Omit the pictures, please, and give each record below again exactly.

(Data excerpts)
★ ★ ★

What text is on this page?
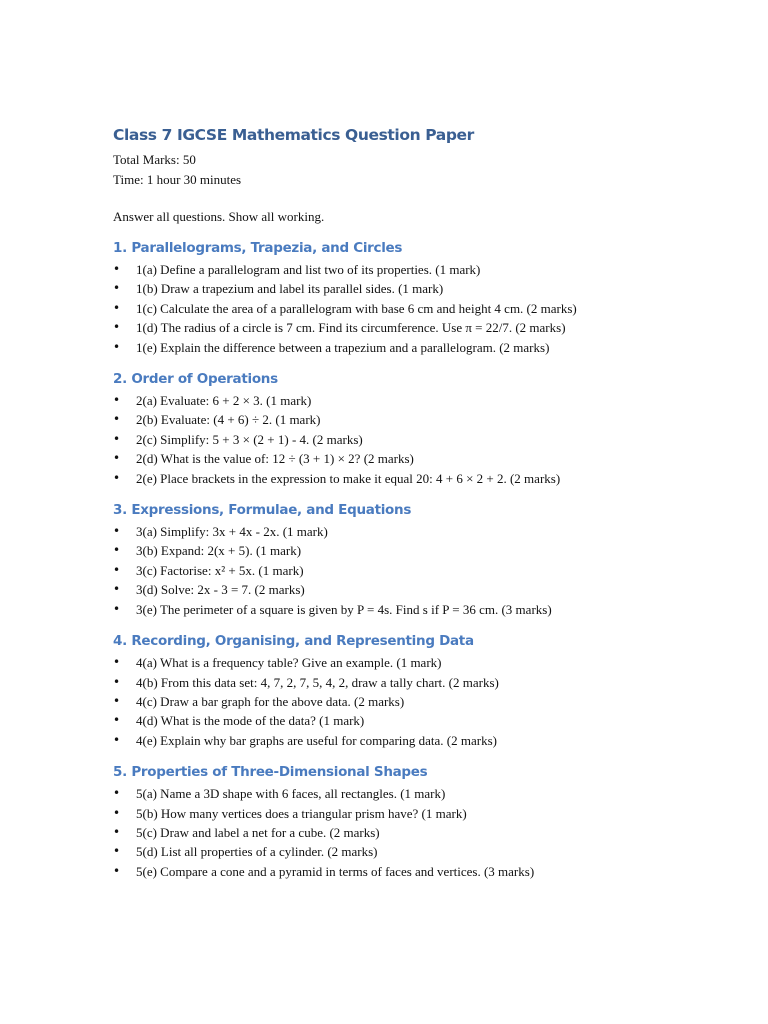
Class 7 IGCSE Mathematics Question Paper

Total Marks: 50

Time: 1 hour 30 minutes

Answer all questions. Show all working.

1. Parallelograms, Trapezia, and Circles
• 1(a) Define a parallelogram and list two of its properties. (1 mark)
• 1(b) Draw a trapezium and label its parallel sides. (1 mark)
• 1(c) Calculate the area of a parallelogram with base 6 cm and height 4 cm. (2 marks)
• 1(d) The radius of a circle is 7 cm. Find its circumference. Use π = 22/7. (2 marks)
• 1(e) Explain the difference between a trapezium and a parallelogram. (2 marks)
2. Order of Operations
• 2(a) Evaluate: 6 + 2 × 3. (1 mark)
• 2(b) Evaluate: (4 + 6) ÷ 2. (1 mark)
• 2(c) Simplify: 5 + 3 × (2 + 1) - 4. (2 marks)
• 2(d) What is the value of: 12 ÷ (3 + 1) × 2? (2 marks)
• 2(e) Place brackets in the expression to make it equal 20: 4 + 6 × 2 + 2. (2 marks)
3. Expressions, Formulae, and Equations
• 3(a) Simplify: 3x + 4x - 2x. (1 mark)
• 3(b) Expand: 2(x + 5). (1 mark)
• 3(c) Factorise: x² + 5x. (1 mark)
• 3(d) Solve: 2x - 3 = 7. (2 marks)
• 3(e) The perimeter of a square is given by P = 4s. Find s if P = 36 cm. (3 marks)
4. Recording, Organising, and Representing Data
• 4(a) What is a frequency table? Give an example. (1 mark)
• 4(b) From this data set: 4, 7, 2, 7, 5, 4, 2, draw a tally chart. (2 marks)
• 4(c) Draw a bar graph for the above data. (2 marks)
• 4(d) What is the mode of the data? (1 mark)
• 4(e) Explain why bar graphs are useful for comparing data. (2 marks)
5. Properties of Three-Dimensional Shapes
• 5(a) Name a 3D shape with 6 faces, all rectangles. (1 mark)
• 5(b) How many vertices does a triangular prism have? (1 mark)
• 5(c) Draw and label a net for a cube. (2 marks)
• 5(d) List all properties of a cylinder. (2 marks)
• 5(e) Compare a cone and a pyramid in terms of faces and vertices. (3 marks)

★ ★ ★

Answer to the exercise:
What text is on this page?
Class 7 IGCSE Mathematics Question Paper

Total Marks: 50

Time: 1 hour 30 minutes

Answer all questions. Show all working.

1. Parallelograms, Trapezia, and Circles
• 1(a) Define a parallelogram and list two of its properties. (1 mark)
• 1(b) Draw a trapezium and label its parallel sides. (1 mark)
• 1(c) Calculate the area of a parallelogram with base 6 cm and height 4 cm. (2 marks)
• 1(d) The radius of a circle is 7 cm. Find its circumference. Use π = 22/7. (2 marks)
• 1(e) Explain the difference between a trapezium and a parallelogram. (2 marks)
2. Order of Operations
• 2(a) Evaluate: 6 + 2 × 3. (1 mark)
• 2(b) Evaluate: (4 + 6) ÷ 2. (1 mark)
• 2(c) Simplify: 5 + 3 × (2 + 1) - 4. (2 marks)
• 2(d) What is the value of: 12 ÷ (3 + 1) × 2? (2 marks)
• 2(e) Place brackets in the expression to make it equal 20: 4 + 6 × 2 + 2. (2 marks)
3. Expressions, Formulae, and Equations
• 3(a) Simplify: 3x + 4x - 2x. (1 mark)
• 3(b) Expand: 2(x + 5). (1 mark)
• 3(c) Factorise: x² + 5x. (1 mark)
• 3(d) Solve: 2x - 3 = 7. (2 marks)
• 3(e) The perimeter of a square is given by P = 4s. Find s if P = 36 cm. (3 marks)
4. Recording, Organising, and Representing Data
• 4(a) What is a frequency table? Give an example. (1 mark)
• 4(b) From this data set: 4, 7, 2, 7, 5, 4, 2, draw a tally chart. (2 marks)
• 4(c) Draw a bar graph for the above data. (2 marks)
• 4(d) What is the mode of the data? (1 mark)
• 4(e) Explain why bar graphs are useful for comparing data. (2 marks)
5. Properties of Three-Dimensional Shapes
• 5(a) Name a 3D shape with 6 faces, all rectangles. (1 mark)
• 5(b) How many vertices does a triangular prism have? (1 mark)
• 5(c) Draw and label a net for a cube. (2 marks)
• 5(d) List all properties of a cylinder. (2 marks)
• 5(e) Compare a cone and a pyramid in terms of faces and vertices. (3 marks)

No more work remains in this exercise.